YOUR GOAL:
Transcribe the material below exactly as it appears.

--- Start of WORKING DATA ---

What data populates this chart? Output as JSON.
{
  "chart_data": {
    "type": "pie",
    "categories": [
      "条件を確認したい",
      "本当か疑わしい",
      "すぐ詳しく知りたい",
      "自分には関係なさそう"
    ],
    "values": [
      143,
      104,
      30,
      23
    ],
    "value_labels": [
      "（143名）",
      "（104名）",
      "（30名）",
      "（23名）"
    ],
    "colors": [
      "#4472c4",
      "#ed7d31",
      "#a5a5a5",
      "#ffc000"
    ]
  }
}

--- End of WORKING DATA ---

COMPLETED TASK:
What data populates this chart? Output as JSON.
{
  "chart_data": {
    "type": "pie",
    "categories": [
      "条件を確認したい",
      "本当か疑わしい",
      "すぐ詳しく知りたい",
      "自分には関係なさそう"
    ],
    "values": [
      143,
      104,
      30,
      23
    ],
    "value_labels": [
      "（143名）",
      "（104名）",
      "（30名）",
      "（23名）"
    ],
    "colors": [
      "#4472c4",
      "#ed7d31",
      "#a5a5a5",
      "#ffc000"
    ]
  }
}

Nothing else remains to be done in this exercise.